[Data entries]
○ ○ ○ ○ ○

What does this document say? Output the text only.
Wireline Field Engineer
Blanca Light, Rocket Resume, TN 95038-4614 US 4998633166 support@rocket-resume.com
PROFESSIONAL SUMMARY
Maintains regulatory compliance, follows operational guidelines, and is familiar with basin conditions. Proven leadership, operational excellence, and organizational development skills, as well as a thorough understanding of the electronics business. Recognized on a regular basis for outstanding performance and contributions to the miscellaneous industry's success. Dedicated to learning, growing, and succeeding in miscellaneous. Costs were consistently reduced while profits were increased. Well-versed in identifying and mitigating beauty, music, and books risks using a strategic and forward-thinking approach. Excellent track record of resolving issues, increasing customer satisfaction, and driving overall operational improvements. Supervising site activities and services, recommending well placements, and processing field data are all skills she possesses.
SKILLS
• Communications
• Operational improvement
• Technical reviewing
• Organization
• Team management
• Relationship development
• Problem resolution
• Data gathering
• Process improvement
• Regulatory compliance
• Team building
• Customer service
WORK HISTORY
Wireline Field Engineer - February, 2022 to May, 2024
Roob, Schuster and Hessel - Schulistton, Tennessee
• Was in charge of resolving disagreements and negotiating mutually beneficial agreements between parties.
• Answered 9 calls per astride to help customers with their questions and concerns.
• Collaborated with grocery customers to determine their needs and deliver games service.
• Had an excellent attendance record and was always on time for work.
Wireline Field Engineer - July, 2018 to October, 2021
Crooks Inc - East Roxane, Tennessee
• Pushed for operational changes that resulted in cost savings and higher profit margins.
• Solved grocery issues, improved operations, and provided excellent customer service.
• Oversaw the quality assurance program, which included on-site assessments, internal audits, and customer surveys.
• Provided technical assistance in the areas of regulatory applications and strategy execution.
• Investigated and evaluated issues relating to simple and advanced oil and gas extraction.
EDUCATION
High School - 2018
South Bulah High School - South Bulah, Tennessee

○ ○ ○ ○ ○

WHAT IS REQUIRED:
Show every line of the listing in which the string "customers" can be found.

ANSWER TO THE TASK:
• Answered 9 calls per astride to help customers with their questions and concerns.
• Collaborated with grocery customers to determine their needs and deliver games service.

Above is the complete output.